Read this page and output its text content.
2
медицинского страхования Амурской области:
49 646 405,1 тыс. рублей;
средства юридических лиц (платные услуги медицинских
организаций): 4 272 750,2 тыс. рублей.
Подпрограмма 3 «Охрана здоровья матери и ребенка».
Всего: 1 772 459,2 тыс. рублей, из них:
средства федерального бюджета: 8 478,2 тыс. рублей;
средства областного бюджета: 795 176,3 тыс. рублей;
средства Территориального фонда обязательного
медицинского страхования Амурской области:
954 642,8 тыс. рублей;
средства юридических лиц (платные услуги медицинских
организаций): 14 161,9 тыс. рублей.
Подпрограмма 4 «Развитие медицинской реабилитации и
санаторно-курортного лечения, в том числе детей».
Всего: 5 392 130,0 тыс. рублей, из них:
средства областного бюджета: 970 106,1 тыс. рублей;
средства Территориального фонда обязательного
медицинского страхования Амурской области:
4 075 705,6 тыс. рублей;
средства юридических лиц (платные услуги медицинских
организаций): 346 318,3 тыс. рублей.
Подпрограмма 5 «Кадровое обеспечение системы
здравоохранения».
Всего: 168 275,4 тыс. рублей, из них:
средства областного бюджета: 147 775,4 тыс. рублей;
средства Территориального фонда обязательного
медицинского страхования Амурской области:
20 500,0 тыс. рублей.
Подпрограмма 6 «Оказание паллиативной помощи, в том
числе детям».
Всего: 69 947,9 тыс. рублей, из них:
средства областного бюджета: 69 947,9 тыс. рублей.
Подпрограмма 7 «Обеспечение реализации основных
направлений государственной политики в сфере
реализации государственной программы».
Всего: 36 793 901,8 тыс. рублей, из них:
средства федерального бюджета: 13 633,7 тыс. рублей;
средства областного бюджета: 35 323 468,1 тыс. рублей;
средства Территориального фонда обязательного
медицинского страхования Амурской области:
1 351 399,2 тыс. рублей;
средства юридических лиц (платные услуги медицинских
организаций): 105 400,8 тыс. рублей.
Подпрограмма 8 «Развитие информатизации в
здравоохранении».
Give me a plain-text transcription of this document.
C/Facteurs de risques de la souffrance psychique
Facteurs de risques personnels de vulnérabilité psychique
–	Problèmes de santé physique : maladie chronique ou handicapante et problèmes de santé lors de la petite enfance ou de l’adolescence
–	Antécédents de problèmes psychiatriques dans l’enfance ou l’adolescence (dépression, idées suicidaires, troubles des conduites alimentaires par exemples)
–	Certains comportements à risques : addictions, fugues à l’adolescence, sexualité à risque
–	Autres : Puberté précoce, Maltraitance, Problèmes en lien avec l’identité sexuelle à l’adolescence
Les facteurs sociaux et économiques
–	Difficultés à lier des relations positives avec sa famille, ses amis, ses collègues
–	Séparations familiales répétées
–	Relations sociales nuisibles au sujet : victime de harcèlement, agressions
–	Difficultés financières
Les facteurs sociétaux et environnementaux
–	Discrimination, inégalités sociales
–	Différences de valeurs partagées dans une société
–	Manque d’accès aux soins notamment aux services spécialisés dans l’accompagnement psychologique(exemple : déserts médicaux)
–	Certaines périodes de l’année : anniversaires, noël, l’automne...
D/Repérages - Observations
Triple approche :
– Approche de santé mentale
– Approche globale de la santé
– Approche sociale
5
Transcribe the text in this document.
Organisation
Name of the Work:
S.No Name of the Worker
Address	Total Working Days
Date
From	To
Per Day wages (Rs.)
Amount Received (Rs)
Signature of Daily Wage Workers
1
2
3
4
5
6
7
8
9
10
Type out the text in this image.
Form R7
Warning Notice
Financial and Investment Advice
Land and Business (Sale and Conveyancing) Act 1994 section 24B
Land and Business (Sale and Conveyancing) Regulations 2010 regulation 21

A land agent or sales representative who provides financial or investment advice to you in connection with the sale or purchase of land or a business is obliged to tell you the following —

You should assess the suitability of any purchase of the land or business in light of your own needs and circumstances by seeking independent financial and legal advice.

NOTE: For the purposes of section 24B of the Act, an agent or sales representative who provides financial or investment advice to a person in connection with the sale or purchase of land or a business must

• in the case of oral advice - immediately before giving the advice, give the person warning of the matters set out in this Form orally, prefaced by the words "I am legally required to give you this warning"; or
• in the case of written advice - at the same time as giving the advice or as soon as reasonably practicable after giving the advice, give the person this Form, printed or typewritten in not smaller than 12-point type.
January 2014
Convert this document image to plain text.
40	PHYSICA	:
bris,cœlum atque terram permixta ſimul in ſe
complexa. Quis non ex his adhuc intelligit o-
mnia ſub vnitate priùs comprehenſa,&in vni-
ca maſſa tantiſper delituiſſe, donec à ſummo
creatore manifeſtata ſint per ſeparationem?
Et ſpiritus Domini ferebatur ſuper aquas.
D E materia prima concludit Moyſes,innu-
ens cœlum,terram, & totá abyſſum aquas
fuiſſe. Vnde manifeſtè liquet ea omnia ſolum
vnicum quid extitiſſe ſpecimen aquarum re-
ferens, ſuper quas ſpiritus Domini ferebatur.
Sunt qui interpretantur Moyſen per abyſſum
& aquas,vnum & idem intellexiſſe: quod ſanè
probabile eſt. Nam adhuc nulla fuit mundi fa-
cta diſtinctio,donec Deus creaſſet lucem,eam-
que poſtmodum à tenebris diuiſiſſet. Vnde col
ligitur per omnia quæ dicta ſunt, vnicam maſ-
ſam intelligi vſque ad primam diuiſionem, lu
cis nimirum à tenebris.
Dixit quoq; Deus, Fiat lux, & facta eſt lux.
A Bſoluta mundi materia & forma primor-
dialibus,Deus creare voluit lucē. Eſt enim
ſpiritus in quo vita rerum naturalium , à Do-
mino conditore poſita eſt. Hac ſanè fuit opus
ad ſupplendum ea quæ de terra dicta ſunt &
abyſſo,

______________________________

GOAL
Write out every entry again, keeping each line exactly the same.

RESULT OF THIS EXERCISE
Read this page and output its text content.
2
медицинского страхования Амурской области:
49 646 405,1 тыс. рублей;
средства юридических лиц (платные услуги медицинских
организаций): 4 272 750,2 тыс. рублей.
Подпрограмма 3 «Охрана здоровья матери и ребенка».
Всего: 1 772 459,2 тыс. рублей, из них:
средства федерального бюджета: 8 478,2 тыс. рублей;
средства областного бюджета: 795 176,3 тыс. рублей;
средства Территориального фонда обязательного
медицинского страхования Амурской области:
954 642,8 тыс. рублей;
средства юридических лиц (платные услуги медицинских
организаций): 14 161,9 тыс. рублей.
Подпрограмма 4 «Развитие медицинской реабилитации и
санаторно-курортного лечения, в том числе детей».
Всего: 5 392 130,0 тыс. рублей, из них:
средства областного бюджета: 970 106,1 тыс. рублей;
средства Территориального фонда обязательного
медицинского страхования Амурской области:
4 075 705,6 тыс. рублей;
средства юридических лиц (платные услуги медицинских
организаций): 346 318,3 тыс. рублей.
Подпрограмма 5 «Кадровое обеспечение системы
здравоохранения».
Всего: 168 275,4 тыс. рублей, из них:
средства областного бюджета: 147 775,4 тыс. рублей;
средства Территориального фонда обязательного
медицинского страхования Амурской области:
20 500,0 тыс. рублей.
Подпрограмма 6 «Оказание паллиативной помощи, в том
числе детям».
Всего: 69 947,9 тыс. рублей, из них:
средства областного бюджета: 69 947,9 тыс. рублей.
Подпрограмма 7 «Обеспечение реализации основных
направлений государственной политики в сфере
реализации государственной программы».
Всего: 36 793 901,8 тыс. рублей, из них:
средства федерального бюджета: 13 633,7 тыс. рублей;
средства областного бюджета: 35 323 468,1 тыс. рублей;
средства Территориального фонда обязательного
медицинского страхования Амурской области:
1 351 399,2 тыс. рублей;
средства юридических лиц (платные услуги медицинских
организаций): 105 400,8 тыс. рублей.
Подпрограмма 8 «Развитие информатизации в
здравоохранении».
Give me a plain-text transcription of this document.
C/Facteurs de risques de la souffrance psychique
Facteurs de risques personnels de vulnérabilité psychique
–	Problèmes de santé physique : maladie chronique ou handicapante et problèmes de santé lors de la petite enfance ou de l’adolescence
–	Antécédents de problèmes psychiatriques dans l’enfance ou l’adolescence (dépression, idées suicidaires, troubles des conduites alimentaires par exemples)
–	Certains comportements à risques : addictions, fugues à l’adolescence, sexualité à risque
–	Autres : Puberté précoce, Maltraitance, Problèmes en lien avec l’identité sexuelle à l’adolescence
Les facteurs sociaux et économiques
–	Difficultés à lier des relations positives avec sa famille, ses amis, ses collègues
–	Séparations familiales répétées
–	Relations sociales nuisibles au sujet : victime de harcèlement, agressions
–	Difficultés financières
Les facteurs sociétaux et environnementaux
–	Discrimination, inégalités sociales
–	Différences de valeurs partagées dans une société
–	Manque d’accès aux soins notamment aux services spécialisés dans l’accompagnement psychologique(exemple : déserts médicaux)
–	Certaines périodes de l’année : anniversaires, noël, l’automne...
D/Repérages - Observations
Triple approche :
– Approche de santé mentale
– Approche globale de la santé
– Approche sociale
5
Transcribe the text in this document.
Organisation
Name of the Work:
S.No Name of the Worker
Address	Total Working Days
Date
From	To
Per Day wages (Rs.)
Amount Received (Rs)
Signature of Daily Wage Workers
1
2
3
4
5
6
7
8
9
10
Type out the text in this image.
Form R7
Warning Notice
Financial and Investment Advice
Land and Business (Sale and Conveyancing) Act 1994 section 24B
Land and Business (Sale and Conveyancing) Regulations 2010 regulation 21

A land agent or sales representative who provides financial or investment advice to you in connection with the sale or purchase of land or a business is obliged to tell you the following —

You should assess the suitability of any purchase of the land or business in light of your own needs and circumstances by seeking independent financial and legal advice.

NOTE: For the purposes of section 24B of the Act, an agent or sales representative who provides financial or investment advice to a person in connection with the sale or purchase of land or a business must

• in the case of oral advice - immediately before giving the advice, give the person warning of the matters set out in this Form orally, prefaced by the words "I am legally required to give you this warning"; or
• in the case of written advice - at the same time as giving the advice or as soon as reasonably practicable after giving the advice, give the person this Form, printed or typewritten in not smaller than 12-point type.
January 2014
Convert this document image to plain text.
40	PHYSICA	:
bris,cœlum atque terram permixta ſimul in ſe
complexa. Quis non ex his adhuc intelligit o-
mnia ſub vnitate priùs comprehenſa,&in vni-
ca maſſa tantiſper delituiſſe, donec à ſummo
creatore manifeſtata ſint per ſeparationem?
Et ſpiritus Domini ferebatur ſuper aquas.
D E materia prima concludit Moyſes,innu-
ens cœlum,terram, & totá abyſſum aquas
fuiſſe. Vnde manifeſtè liquet ea omnia ſolum
vnicum quid extitiſſe ſpecimen aquarum re-
ferens, ſuper quas ſpiritus Domini ferebatur.
Sunt qui interpretantur Moyſen per abyſſum
& aquas,vnum & idem intellexiſſe: quod ſanè
probabile eſt. Nam adhuc nulla fuit mundi fa-
cta diſtinctio,donec Deus creaſſet lucem,eam-
que poſtmodum à tenebris diuiſiſſet. Vnde col
ligitur per omnia quæ dicta ſunt, vnicam maſ-
ſam intelligi vſque ad primam diuiſionem, lu
cis nimirum à tenebris.
Dixit quoq; Deus, Fiat lux, & facta eſt lux.
A Bſoluta mundi materia & forma primor-
dialibus,Deus creare voluit lucē. Eſt enim
ſpiritus in quo vita rerum naturalium , à Do-
mino conditore poſita eſt. Hac ſanè fuit opus
ad ſupplendum ea quæ de terra dicta ſunt &
abyſſo,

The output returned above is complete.